§ **WHAT IS REQUIRED**
Scan the listing below and copy every line holding "Arabic".

§ **DATA SECTION**
================

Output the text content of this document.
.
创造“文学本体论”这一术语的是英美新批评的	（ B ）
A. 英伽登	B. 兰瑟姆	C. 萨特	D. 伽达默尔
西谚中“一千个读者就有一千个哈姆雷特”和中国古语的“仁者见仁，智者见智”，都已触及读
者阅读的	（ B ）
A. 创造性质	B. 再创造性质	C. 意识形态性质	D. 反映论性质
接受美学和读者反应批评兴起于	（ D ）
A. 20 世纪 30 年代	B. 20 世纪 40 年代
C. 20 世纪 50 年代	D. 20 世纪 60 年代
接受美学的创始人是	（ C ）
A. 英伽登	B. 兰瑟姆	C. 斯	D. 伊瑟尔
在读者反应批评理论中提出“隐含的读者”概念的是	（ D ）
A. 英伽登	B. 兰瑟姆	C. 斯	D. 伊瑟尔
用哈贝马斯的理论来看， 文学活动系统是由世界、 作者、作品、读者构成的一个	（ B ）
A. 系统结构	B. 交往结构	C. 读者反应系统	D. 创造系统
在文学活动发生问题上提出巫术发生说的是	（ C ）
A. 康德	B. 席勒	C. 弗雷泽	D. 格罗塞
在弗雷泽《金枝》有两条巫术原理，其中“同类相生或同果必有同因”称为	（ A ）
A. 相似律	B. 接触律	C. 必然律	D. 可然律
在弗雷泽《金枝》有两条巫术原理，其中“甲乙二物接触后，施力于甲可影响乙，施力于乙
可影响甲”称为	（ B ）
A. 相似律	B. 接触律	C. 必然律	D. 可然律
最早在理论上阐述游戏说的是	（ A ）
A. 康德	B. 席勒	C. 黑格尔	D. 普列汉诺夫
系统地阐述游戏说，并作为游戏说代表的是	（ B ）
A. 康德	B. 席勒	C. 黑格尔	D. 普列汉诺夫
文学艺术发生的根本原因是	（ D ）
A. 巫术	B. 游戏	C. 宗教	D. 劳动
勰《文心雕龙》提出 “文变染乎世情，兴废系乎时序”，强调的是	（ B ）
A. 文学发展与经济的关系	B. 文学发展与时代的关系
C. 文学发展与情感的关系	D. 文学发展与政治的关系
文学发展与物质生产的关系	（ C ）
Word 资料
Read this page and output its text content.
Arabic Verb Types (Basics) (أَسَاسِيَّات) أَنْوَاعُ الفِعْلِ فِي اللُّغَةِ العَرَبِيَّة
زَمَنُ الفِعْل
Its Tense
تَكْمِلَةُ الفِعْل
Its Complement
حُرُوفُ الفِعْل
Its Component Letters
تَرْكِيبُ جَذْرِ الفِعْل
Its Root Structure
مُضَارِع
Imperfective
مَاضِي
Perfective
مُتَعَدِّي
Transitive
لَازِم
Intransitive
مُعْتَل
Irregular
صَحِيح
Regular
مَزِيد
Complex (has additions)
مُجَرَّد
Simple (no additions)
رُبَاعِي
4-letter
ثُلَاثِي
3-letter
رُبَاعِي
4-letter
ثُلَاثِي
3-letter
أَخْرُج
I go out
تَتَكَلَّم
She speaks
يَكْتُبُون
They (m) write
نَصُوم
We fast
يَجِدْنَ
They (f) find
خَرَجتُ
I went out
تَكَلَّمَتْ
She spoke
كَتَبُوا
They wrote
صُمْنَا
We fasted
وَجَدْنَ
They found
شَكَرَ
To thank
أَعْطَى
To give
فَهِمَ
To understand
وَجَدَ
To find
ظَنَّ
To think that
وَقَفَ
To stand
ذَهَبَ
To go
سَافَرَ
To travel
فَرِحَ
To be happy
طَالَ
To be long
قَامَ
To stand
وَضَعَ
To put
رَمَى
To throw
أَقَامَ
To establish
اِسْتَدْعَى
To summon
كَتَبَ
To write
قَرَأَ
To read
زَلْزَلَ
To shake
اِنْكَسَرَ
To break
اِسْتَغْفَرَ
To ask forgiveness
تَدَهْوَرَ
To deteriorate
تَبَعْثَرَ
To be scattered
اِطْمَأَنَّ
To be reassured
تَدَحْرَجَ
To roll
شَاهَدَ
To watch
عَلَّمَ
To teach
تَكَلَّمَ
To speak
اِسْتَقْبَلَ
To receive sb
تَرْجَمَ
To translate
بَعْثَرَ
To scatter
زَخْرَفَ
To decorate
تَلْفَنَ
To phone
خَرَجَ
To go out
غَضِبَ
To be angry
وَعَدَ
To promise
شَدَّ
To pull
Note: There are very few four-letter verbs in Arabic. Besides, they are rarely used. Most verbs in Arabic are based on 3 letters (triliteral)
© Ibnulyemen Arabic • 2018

================

§ **EXPECTED ANSWER**
Arabic Verb Types (Basics) (أَسَاسِيَّات) أَنْوَاعُ الفِعْلِ فِي اللُّغَةِ العَرَبِيَّة
Note: There are very few four-letter verbs in Arabic. Besides, they are rarely used. Most verbs in Arabic are based on 3 letters (triliteral)
© Ibnulyemen Arabic • 2018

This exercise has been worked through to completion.